Any pictures in the records below should be skipped; write out everything else exactly.

start Recorded information

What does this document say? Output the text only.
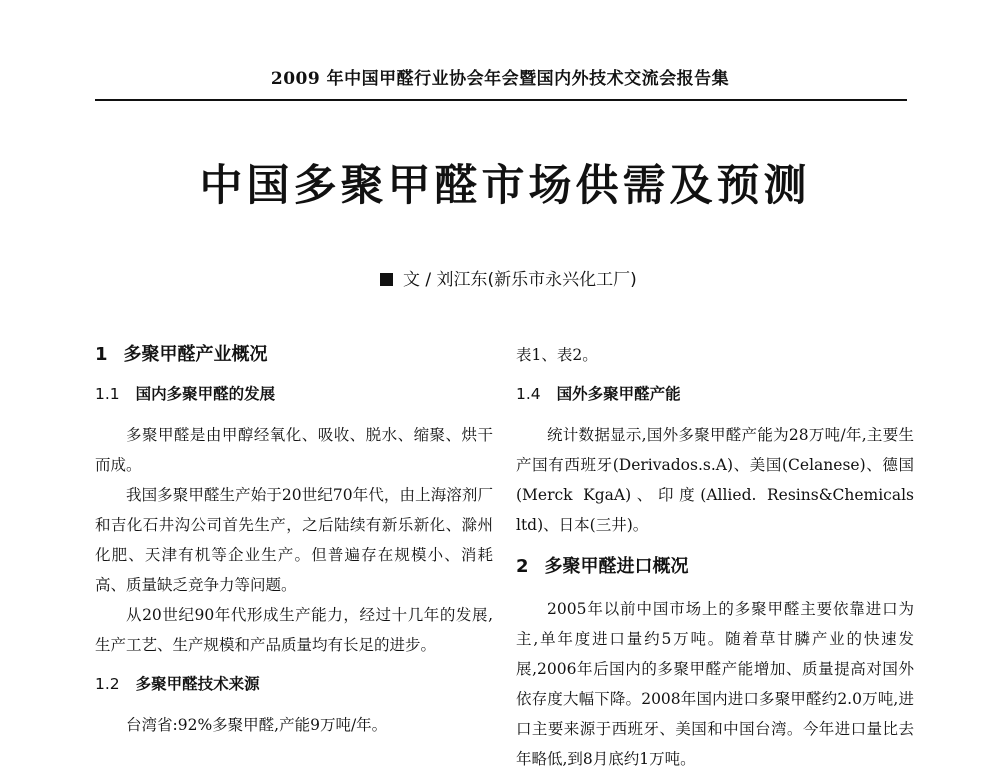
2009 年中国甲醛行业协会年会暨国内外技术交流会报告集
中国多聚甲醛市场供需及预测
文 / 刘江东(新乐市永兴化工厂)
1 多聚甲醛产业概况
1.1 国内多聚甲醛的发展

多聚甲醛是由甲醇经氧化、吸收、脱水、缩聚、烘干而成。

我国多聚甲醛生产始于20世纪70年代，由上海溶剂厂和吉化石井沟公司首先生产，之后陆续有新乐新化、滁州化肥、天津有机等企业生产。但普遍存在规模小、消耗高、质量缺乏竞争力等问题。

从20世纪90年代形成生产能力，经过十几年的发展,生产工艺、生产规模和产品质量均有长足的进步。

1.2 多聚甲醛技术来源

台湾省:92%多聚甲醛,产能9万吨/年。

表1、表2。

1.4 国外多聚甲醛产能

统计数据显示,国外多聚甲醛产能为28万吨/年,主要生产国有西班牙(Derivados.s.A)、美国(Celanese)、德国(Merck KgaA)、印度(Allied. Resins&Chemicals ltd)、日本(三井)。

2 多聚甲醛进口概况

2005年以前中国市场上的多聚甲醛主要依靠进口为主,单年度进口量约5万吨。随着草甘膦产业的快速发展,2006年后国内的多聚甲醛产能增加、质量提高对国外依存度大幅下降。2008年国内进口多聚甲醛约2.0万吨,进口主要来源于西班牙、美国和中国台湾。今年进口量比去年略低,到8月底约1万吨。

end Recorded information

__Final result__
What does this document say? Output the text only.
2009 年中国甲醛行业协会年会暨国内外技术交流会报告集
中国多聚甲醛市场供需及预测
文 / 刘江东(新乐市永兴化工厂)
1 多聚甲醛产业概况
1.1 国内多聚甲醛的发展

多聚甲醛是由甲醇经氧化、吸收、脱水、缩聚、烘干而成。

我国多聚甲醛生产始于20世纪70年代，由上海溶剂厂和吉化石井沟公司首先生产，之后陆续有新乐新化、滁州化肥、天津有机等企业生产。但普遍存在规模小、消耗高、质量缺乏竞争力等问题。

从20世纪90年代形成生产能力，经过十几年的发展,生产工艺、生产规模和产品质量均有长足的进步。

1.2 多聚甲醛技术来源

台湾省:92%多聚甲醛,产能9万吨/年。

表1、表2。

1.4 国外多聚甲醛产能

统计数据显示,国外多聚甲醛产能为28万吨/年,主要生产国有西班牙(Derivados.s.A)、美国(Celanese)、德国(Merck KgaA)、印度(Allied. Resins&Chemicals ltd)、日本(三井)。

2 多聚甲醛进口概况

2005年以前中国市场上的多聚甲醛主要依靠进口为主,单年度进口量约5万吨。随着草甘膦产业的快速发展,2006年后国内的多聚甲醛产能增加、质量提高对国外依存度大幅下降。2008年国内进口多聚甲醛约2.0万吨,进口主要来源于西班牙、美国和中国台湾。今年进口量比去年略低,到8月底约1万吨。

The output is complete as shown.